=== What to work on ===
Write the data out again, character for character, with no images.

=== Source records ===

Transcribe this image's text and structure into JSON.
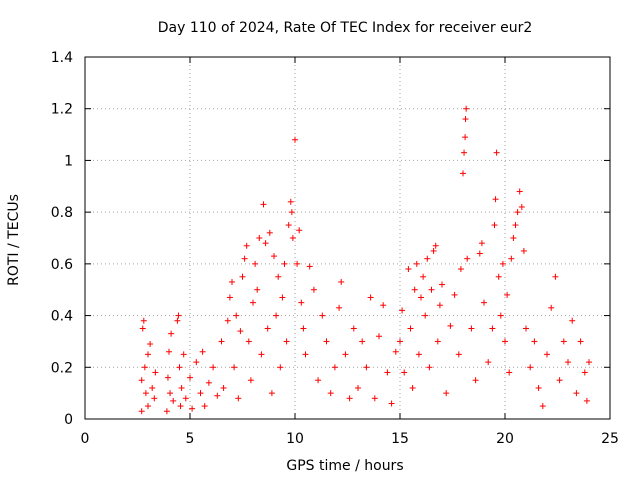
{
  "chart_data": {
    "type": "scatter",
    "title": "Day 110 of 2024, Rate Of TEC Index for receiver eur2",
    "xlabel": "GPS time / hours",
    "ylabel": "ROTI / TECUs",
    "xlim": [
      0,
      25
    ],
    "ylim": [
      0,
      1.4
    ],
    "x_ticks": [
      "0",
      "5",
      "10",
      "15",
      "20",
      "25"
    ],
    "y_ticks": [
      "0",
      "0.2",
      "0.4",
      "0.6",
      "0.8",
      "1",
      "1.2",
      "1.4"
    ],
    "grid": true,
    "marker": "+",
    "color": "#ff0000",
    "series": [
      {
        "points": [
          [
            2.7,
            0.03
          ],
          [
            2.7,
            0.15
          ],
          [
            2.75,
            0.35
          ],
          [
            2.8,
            0.38
          ],
          [
            2.85,
            0.2
          ],
          [
            2.9,
            0.1
          ],
          [
            3.0,
            0.05
          ],
          [
            3.0,
            0.25
          ],
          [
            3.1,
            0.29
          ],
          [
            3.2,
            0.12
          ],
          [
            3.3,
            0.08
          ],
          [
            3.35,
            0.18
          ],
          [
            3.9,
            0.03
          ],
          [
            3.95,
            0.16
          ],
          [
            4.0,
            0.26
          ],
          [
            4.05,
            0.1
          ],
          [
            4.1,
            0.33
          ],
          [
            4.2,
            0.07
          ],
          [
            4.4,
            0.38
          ],
          [
            4.45,
            0.4
          ],
          [
            4.5,
            0.2
          ],
          [
            4.55,
            0.05
          ],
          [
            4.6,
            0.12
          ],
          [
            4.7,
            0.25
          ],
          [
            4.8,
            0.08
          ],
          [
            5.0,
            0.16
          ],
          [
            5.1,
            0.04
          ],
          [
            5.3,
            0.22
          ],
          [
            5.5,
            0.1
          ],
          [
            5.6,
            0.26
          ],
          [
            5.7,
            0.05
          ],
          [
            5.9,
            0.14
          ],
          [
            6.1,
            0.2
          ],
          [
            6.3,
            0.09
          ],
          [
            6.5,
            0.3
          ],
          [
            6.6,
            0.12
          ],
          [
            6.8,
            0.38
          ],
          [
            6.9,
            0.47
          ],
          [
            7.0,
            0.53
          ],
          [
            7.1,
            0.2
          ],
          [
            7.2,
            0.4
          ],
          [
            7.3,
            0.08
          ],
          [
            7.4,
            0.34
          ],
          [
            7.5,
            0.55
          ],
          [
            7.6,
            0.62
          ],
          [
            7.7,
            0.67
          ],
          [
            7.8,
            0.3
          ],
          [
            7.9,
            0.15
          ],
          [
            8.0,
            0.45
          ],
          [
            8.1,
            0.6
          ],
          [
            8.2,
            0.5
          ],
          [
            8.3,
            0.7
          ],
          [
            8.4,
            0.25
          ],
          [
            8.5,
            0.83
          ],
          [
            8.6,
            0.68
          ],
          [
            8.7,
            0.35
          ],
          [
            8.8,
            0.72
          ],
          [
            8.9,
            0.1
          ],
          [
            9.0,
            0.63
          ],
          [
            9.1,
            0.4
          ],
          [
            9.2,
            0.55
          ],
          [
            9.3,
            0.2
          ],
          [
            9.4,
            0.47
          ],
          [
            9.5,
            0.6
          ],
          [
            9.6,
            0.3
          ],
          [
            9.7,
            0.75
          ],
          [
            9.8,
            0.84
          ],
          [
            9.85,
            0.8
          ],
          [
            9.9,
            0.7
          ],
          [
            10.0,
            1.08
          ],
          [
            10.1,
            0.6
          ],
          [
            10.2,
            0.73
          ],
          [
            10.3,
            0.45
          ],
          [
            10.4,
            0.35
          ],
          [
            10.5,
            0.25
          ],
          [
            10.7,
            0.59
          ],
          [
            10.9,
            0.5
          ],
          [
            11.1,
            0.15
          ],
          [
            11.3,
            0.4
          ],
          [
            11.5,
            0.3
          ],
          [
            11.7,
            0.1
          ],
          [
            11.9,
            0.2
          ],
          [
            12.1,
            0.43
          ],
          [
            12.2,
            0.53
          ],
          [
            12.4,
            0.25
          ],
          [
            12.6,
            0.08
          ],
          [
            12.8,
            0.35
          ],
          [
            13.0,
            0.12
          ],
          [
            13.2,
            0.3
          ],
          [
            13.4,
            0.2
          ],
          [
            13.6,
            0.47
          ],
          [
            13.8,
            0.08
          ],
          [
            14.0,
            0.32
          ],
          [
            14.2,
            0.44
          ],
          [
            14.4,
            0.18
          ],
          [
            14.6,
            0.06
          ],
          [
            14.8,
            0.26
          ],
          [
            15.0,
            0.3
          ],
          [
            15.1,
            0.42
          ],
          [
            15.2,
            0.18
          ],
          [
            15.4,
            0.58
          ],
          [
            15.5,
            0.35
          ],
          [
            15.6,
            0.12
          ],
          [
            15.7,
            0.5
          ],
          [
            15.8,
            0.6
          ],
          [
            15.9,
            0.25
          ],
          [
            16.0,
            0.47
          ],
          [
            16.1,
            0.55
          ],
          [
            16.2,
            0.4
          ],
          [
            16.3,
            0.62
          ],
          [
            16.4,
            0.2
          ],
          [
            16.5,
            0.5
          ],
          [
            16.6,
            0.65
          ],
          [
            16.7,
            0.67
          ],
          [
            16.8,
            0.3
          ],
          [
            16.9,
            0.44
          ],
          [
            17.0,
            0.52
          ],
          [
            17.2,
            0.1
          ],
          [
            17.4,
            0.36
          ],
          [
            17.6,
            0.48
          ],
          [
            17.8,
            0.25
          ],
          [
            17.9,
            0.58
          ],
          [
            18.0,
            0.95
          ],
          [
            18.05,
            1.03
          ],
          [
            18.1,
            1.09
          ],
          [
            18.12,
            1.16
          ],
          [
            18.15,
            1.2
          ],
          [
            18.2,
            0.62
          ],
          [
            18.4,
            0.35
          ],
          [
            18.6,
            0.15
          ],
          [
            18.8,
            0.64
          ],
          [
            18.9,
            0.68
          ],
          [
            19.0,
            0.45
          ],
          [
            19.2,
            0.22
          ],
          [
            19.4,
            0.35
          ],
          [
            19.5,
            0.75
          ],
          [
            19.55,
            0.85
          ],
          [
            19.6,
            1.03
          ],
          [
            19.7,
            0.55
          ],
          [
            19.8,
            0.4
          ],
          [
            19.9,
            0.6
          ],
          [
            20.0,
            0.3
          ],
          [
            20.1,
            0.48
          ],
          [
            20.2,
            0.18
          ],
          [
            20.3,
            0.62
          ],
          [
            20.4,
            0.7
          ],
          [
            20.5,
            0.75
          ],
          [
            20.6,
            0.8
          ],
          [
            20.7,
            0.88
          ],
          [
            20.8,
            0.82
          ],
          [
            20.9,
            0.65
          ],
          [
            21.0,
            0.35
          ],
          [
            21.2,
            0.2
          ],
          [
            21.4,
            0.3
          ],
          [
            21.6,
            0.12
          ],
          [
            21.8,
            0.05
          ],
          [
            22.0,
            0.25
          ],
          [
            22.2,
            0.43
          ],
          [
            22.4,
            0.55
          ],
          [
            22.6,
            0.15
          ],
          [
            22.8,
            0.3
          ],
          [
            23.0,
            0.22
          ],
          [
            23.2,
            0.38
          ],
          [
            23.4,
            0.1
          ],
          [
            23.6,
            0.3
          ],
          [
            23.8,
            0.18
          ],
          [
            23.9,
            0.07
          ],
          [
            24.0,
            0.22
          ]
        ]
      }
    ]
  }
}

=== Output below ===
Transcribe this image's text and structure into JSON.
{
  "chart_data": {
    "type": "scatter",
    "title": "Day 110 of 2024, Rate Of TEC Index for receiver eur2",
    "xlabel": "GPS time / hours",
    "ylabel": "ROTI / TECUs",
    "xlim": [
      0,
      25
    ],
    "ylim": [
      0,
      1.4
    ],
    "x_ticks": [
      "0",
      "5",
      "10",
      "15",
      "20",
      "25"
    ],
    "y_ticks": [
      "0",
      "0.2",
      "0.4",
      "0.6",
      "0.8",
      "1",
      "1.2",
      "1.4"
    ],
    "grid": true,
    "marker": "+",
    "color": "#ff0000",
    "series": [
      {
        "points": [
          [
            2.7,
            0.03
          ],
          [
            2.7,
            0.15
          ],
          [
            2.75,
            0.35
          ],
          [
            2.8,
            0.38
          ],
          [
            2.85,
            0.2
          ],
          [
            2.9,
            0.1
          ],
          [
            3.0,
            0.05
          ],
          [
            3.0,
            0.25
          ],
          [
            3.1,
            0.29
          ],
          [
            3.2,
            0.12
          ],
          [
            3.3,
            0.08
          ],
          [
            3.35,
            0.18
          ],
          [
            3.9,
            0.03
          ],
          [
            3.95,
            0.16
          ],
          [
            4.0,
            0.26
          ],
          [
            4.05,
            0.1
          ],
          [
            4.1,
            0.33
          ],
          [
            4.2,
            0.07
          ],
          [
            4.4,
            0.38
          ],
          [
            4.45,
            0.4
          ],
          [
            4.5,
            0.2
          ],
          [
            4.55,
            0.05
          ],
          [
            4.6,
            0.12
          ],
          [
            4.7,
            0.25
          ],
          [
            4.8,
            0.08
          ],
          [
            5.0,
            0.16
          ],
          [
            5.1,
            0.04
          ],
          [
            5.3,
            0.22
          ],
          [
            5.5,
            0.1
          ],
          [
            5.6,
            0.26
          ],
          [
            5.7,
            0.05
          ],
          [
            5.9,
            0.14
          ],
          [
            6.1,
            0.2
          ],
          [
            6.3,
            0.09
          ],
          [
            6.5,
            0.3
          ],
          [
            6.6,
            0.12
          ],
          [
            6.8,
            0.38
          ],
          [
            6.9,
            0.47
          ],
          [
            7.0,
            0.53
          ],
          [
            7.1,
            0.2
          ],
          [
            7.2,
            0.4
          ],
          [
            7.3,
            0.08
          ],
          [
            7.4,
            0.34
          ],
          [
            7.5,
            0.55
          ],
          [
            7.6,
            0.62
          ],
          [
            7.7,
            0.67
          ],
          [
            7.8,
            0.3
          ],
          [
            7.9,
            0.15
          ],
          [
            8.0,
            0.45
          ],
          [
            8.1,
            0.6
          ],
          [
            8.2,
            0.5
          ],
          [
            8.3,
            0.7
          ],
          [
            8.4,
            0.25
          ],
          [
            8.5,
            0.83
          ],
          [
            8.6,
            0.68
          ],
          [
            8.7,
            0.35
          ],
          [
            8.8,
            0.72
          ],
          [
            8.9,
            0.1
          ],
          [
            9.0,
            0.63
          ],
          [
            9.1,
            0.4
          ],
          [
            9.2,
            0.55
          ],
          [
            9.3,
            0.2
          ],
          [
            9.4,
            0.47
          ],
          [
            9.5,
            0.6
          ],
          [
            9.6,
            0.3
          ],
          [
            9.7,
            0.75
          ],
          [
            9.8,
            0.84
          ],
          [
            9.85,
            0.8
          ],
          [
            9.9,
            0.7
          ],
          [
            10.0,
            1.08
          ],
          [
            10.1,
            0.6
          ],
          [
            10.2,
            0.73
          ],
          [
            10.3,
            0.45
          ],
          [
            10.4,
            0.35
          ],
          [
            10.5,
            0.25
          ],
          [
            10.7,
            0.59
          ],
          [
            10.9,
            0.5
          ],
          [
            11.1,
            0.15
          ],
          [
            11.3,
            0.4
          ],
          [
            11.5,
            0.3
          ],
          [
            11.7,
            0.1
          ],
          [
            11.9,
            0.2
          ],
          [
            12.1,
            0.43
          ],
          [
            12.2,
            0.53
          ],
          [
            12.4,
            0.25
          ],
          [
            12.6,
            0.08
          ],
          [
            12.8,
            0.35
          ],
          [
            13.0,
            0.12
          ],
          [
            13.2,
            0.3
          ],
          [
            13.4,
            0.2
          ],
          [
            13.6,
            0.47
          ],
          [
            13.8,
            0.08
          ],
          [
            14.0,
            0.32
          ],
          [
            14.2,
            0.44
          ],
          [
            14.4,
            0.18
          ],
          [
            14.6,
            0.06
          ],
          [
            14.8,
            0.26
          ],
          [
            15.0,
            0.3
          ],
          [
            15.1,
            0.42
          ],
          [
            15.2,
            0.18
          ],
          [
            15.4,
            0.58
          ],
          [
            15.5,
            0.35
          ],
          [
            15.6,
            0.12
          ],
          [
            15.7,
            0.5
          ],
          [
            15.8,
            0.6
          ],
          [
            15.9,
            0.25
          ],
          [
            16.0,
            0.47
          ],
          [
            16.1,
            0.55
          ],
          [
            16.2,
            0.4
          ],
          [
            16.3,
            0.62
          ],
          [
            16.4,
            0.2
          ],
          [
            16.5,
            0.5
          ],
          [
            16.6,
            0.65
          ],
          [
            16.7,
            0.67
          ],
          [
            16.8,
            0.3
          ],
          [
            16.9,
            0.44
          ],
          [
            17.0,
            0.52
          ],
          [
            17.2,
            0.1
          ],
          [
            17.4,
            0.36
          ],
          [
            17.6,
            0.48
          ],
          [
            17.8,
            0.25
          ],
          [
            17.9,
            0.58
          ],
          [
            18.0,
            0.95
          ],
          [
            18.05,
            1.03
          ],
          [
            18.1,
            1.09
          ],
          [
            18.12,
            1.16
          ],
          [
            18.15,
            1.2
          ],
          [
            18.2,
            0.62
          ],
          [
            18.4,
            0.35
          ],
          [
            18.6,
            0.15
          ],
          [
            18.8,
            0.64
          ],
          [
            18.9,
            0.68
          ],
          [
            19.0,
            0.45
          ],
          [
            19.2,
            0.22
          ],
          [
            19.4,
            0.35
          ],
          [
            19.5,
            0.75
          ],
          [
            19.55,
            0.85
          ],
          [
            19.6,
            1.03
          ],
          [
            19.7,
            0.55
          ],
          [
            19.8,
            0.4
          ],
          [
            19.9,
            0.6
          ],
          [
            20.0,
            0.3
          ],
          [
            20.1,
            0.48
          ],
          [
            20.2,
            0.18
          ],
          [
            20.3,
            0.62
          ],
          [
            20.4,
            0.7
          ],
          [
            20.5,
            0.75
          ],
          [
            20.6,
            0.8
          ],
          [
            20.7,
            0.88
          ],
          [
            20.8,
            0.82
          ],
          [
            20.9,
            0.65
          ],
          [
            21.0,
            0.35
          ],
          [
            21.2,
            0.2
          ],
          [
            21.4,
            0.3
          ],
          [
            21.6,
            0.12
          ],
          [
            21.8,
            0.05
          ],
          [
            22.0,
            0.25
          ],
          [
            22.2,
            0.43
          ],
          [
            22.4,
            0.55
          ],
          [
            22.6,
            0.15
          ],
          [
            22.8,
            0.3
          ],
          [
            23.0,
            0.22
          ],
          [
            23.2,
            0.38
          ],
          [
            23.4,
            0.1
          ],
          [
            23.6,
            0.3
          ],
          [
            23.8,
            0.18
          ],
          [
            23.9,
            0.07
          ],
          [
            24.0,
            0.22
          ]
        ]
      }
    ]
  }
}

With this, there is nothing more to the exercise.